List each line in which the string "JSON" appears.

++++ DATASET RECORDS ++++

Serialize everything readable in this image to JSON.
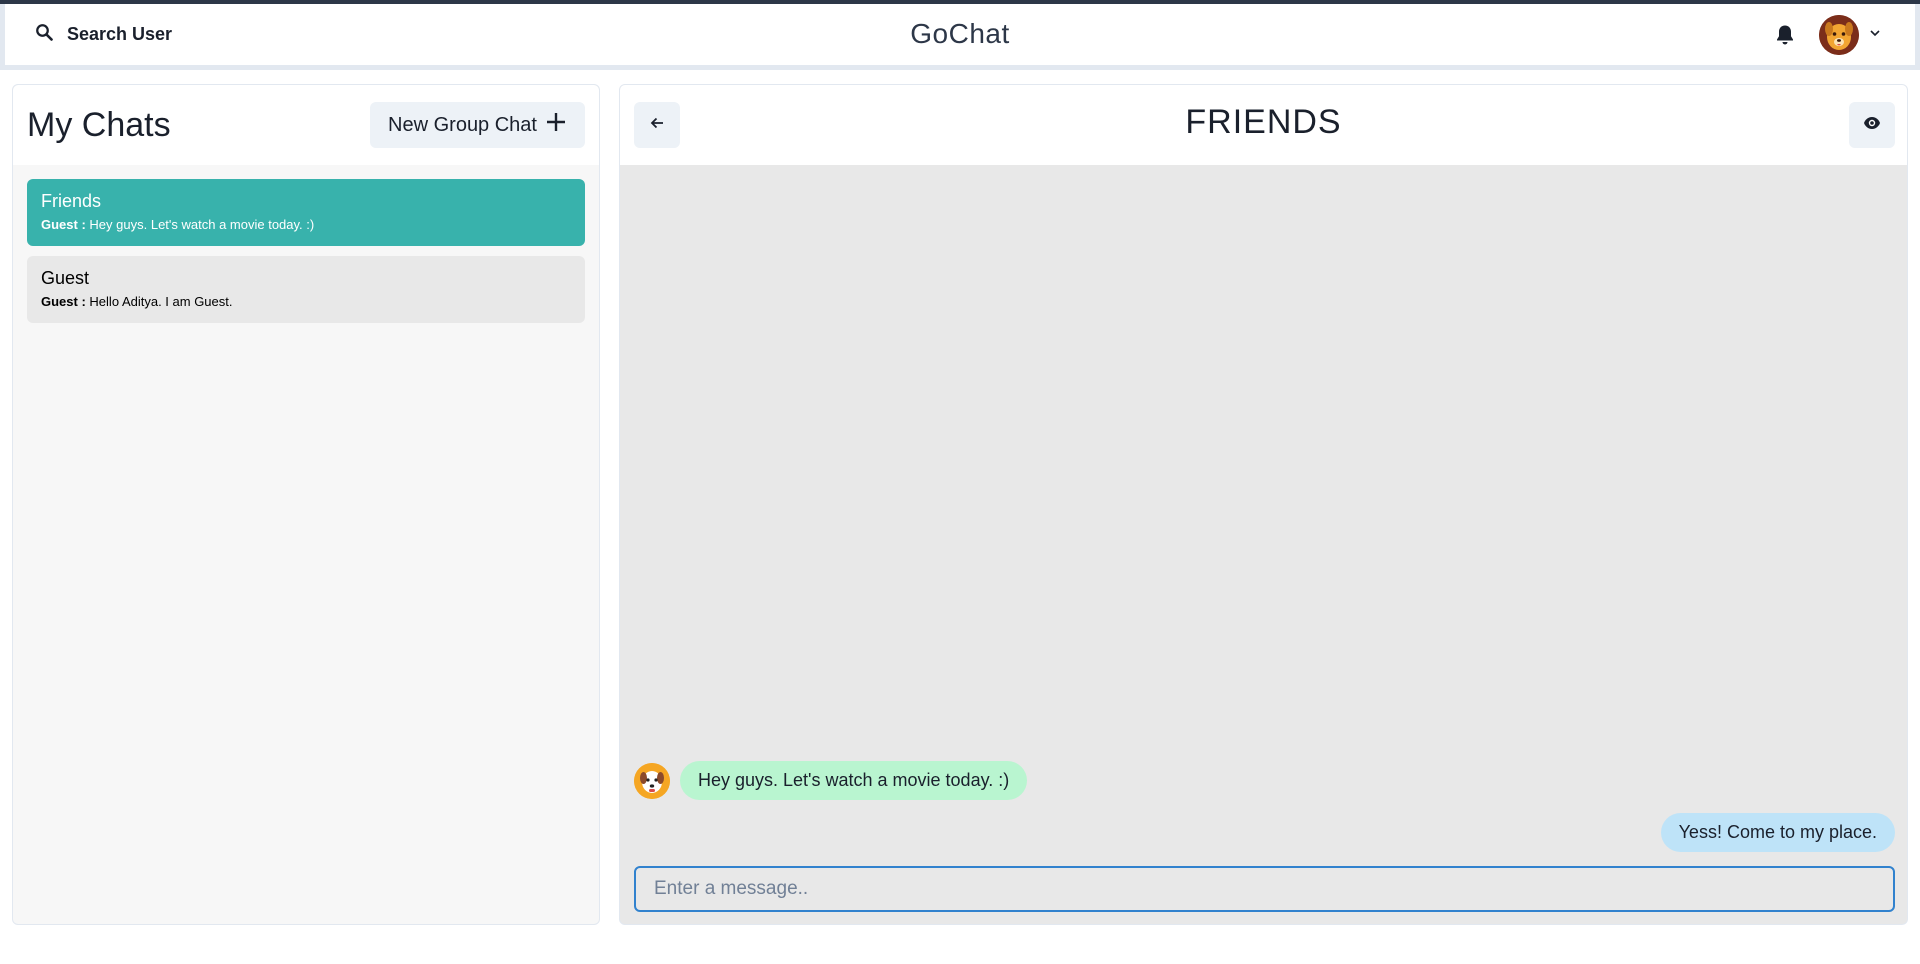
{
  "header": {
    "search_label": "Search User",
    "app_title": "GoChat"
  },
  "sidebar": {
    "title": "My Chats",
    "new_group_label": "New Group Chat",
    "chats": [
      {
        "name": "Friends",
        "sender": "Guest :",
        "preview": "Hey guys. Let's watch a movie today. :)",
        "active": true
      },
      {
        "name": "Guest",
        "sender": "Guest :",
        "preview": "Hello Aditya. I am Guest.",
        "active": false
      }
    ]
  },
  "conversation": {
    "title": "FRIENDS",
    "messages": [
      {
        "text": "Hey guys. Let's watch a movie today. :)",
        "direction": "received"
      },
      {
        "text": "Yess! Come to my place.",
        "direction": "sent"
      }
    ],
    "input_placeholder": "Enter a message.."
  },
  "colors": {
    "active_chat": "#38b2ac",
    "received_bubble": "#b9f5d0",
    "sent_bubble": "#bee3f8",
    "input_focus_border": "#3182ce"
  },
  "icons": {
    "search": "search-icon",
    "notifications": "bell-icon",
    "profile_menu": "chevron-down-icon",
    "new_group": "plus-icon",
    "back": "arrow-left-icon",
    "view": "eye-icon"
  }
}
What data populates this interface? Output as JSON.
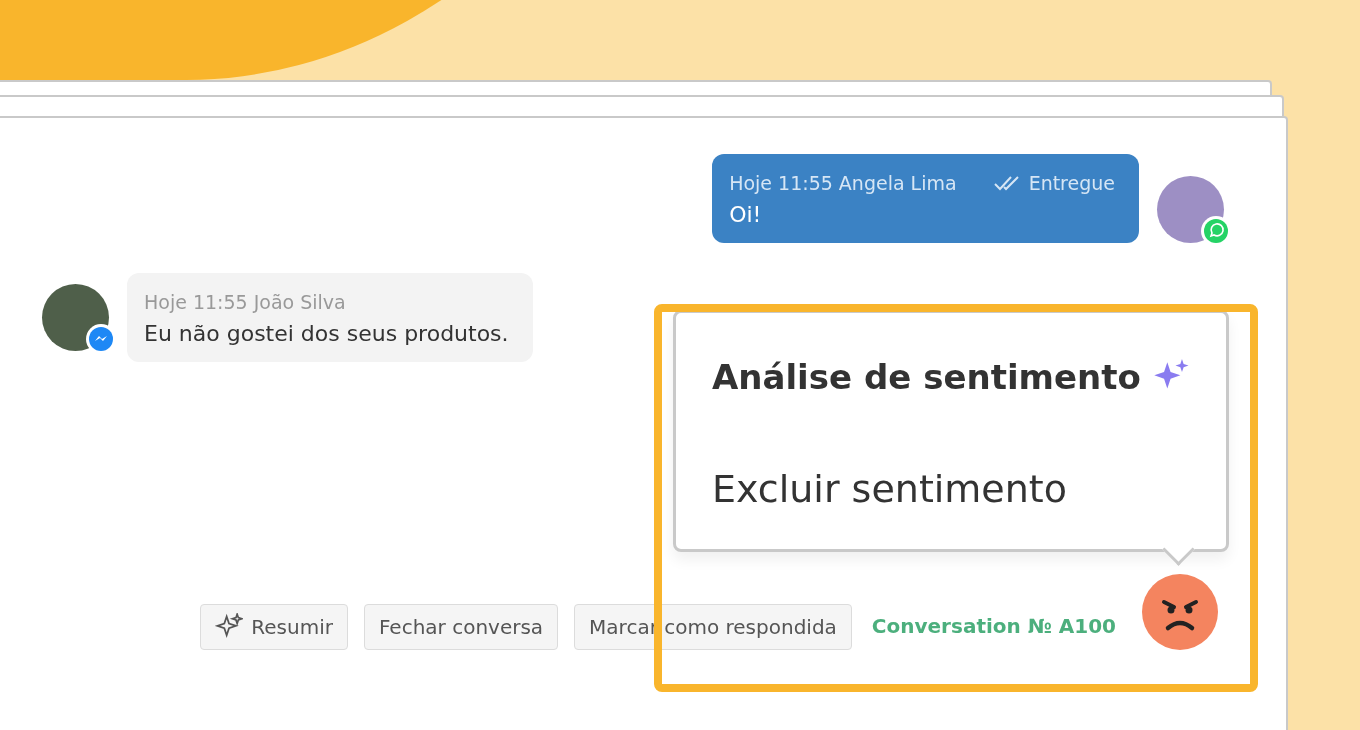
{
  "messages": [
    {
      "kind": "outgoing",
      "meta": "Hoje 11:55 Angela Lima",
      "status": "Entregue",
      "text": "Oi!",
      "channel_badge": {
        "kind": "whatsapp"
      }
    },
    {
      "kind": "incoming",
      "meta": "Hoje 11:55 João Silva",
      "text": "Eu não gostei dos seus produtos.",
      "channel_badge": {
        "kind": "messenger"
      }
    }
  ],
  "sentiment_menu": {
    "title": "Análise de sentimento",
    "items": [
      "Excluir sentimento"
    ]
  },
  "actions": [
    {
      "kind": "ai",
      "label": "Resumir"
    },
    {
      "kind": "plain",
      "label": "Fechar conversa"
    },
    {
      "kind": "plain",
      "label": "Marcar como respondida"
    }
  ],
  "conversation_label": "Conversation № A100",
  "sentiment_icon": {
    "kind": "angry"
  }
}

++++

* **ANSWER TO THIS EXERCISE**:
Serialize everything readable in this image to JSON.
What data populates this interface? Output as JSON.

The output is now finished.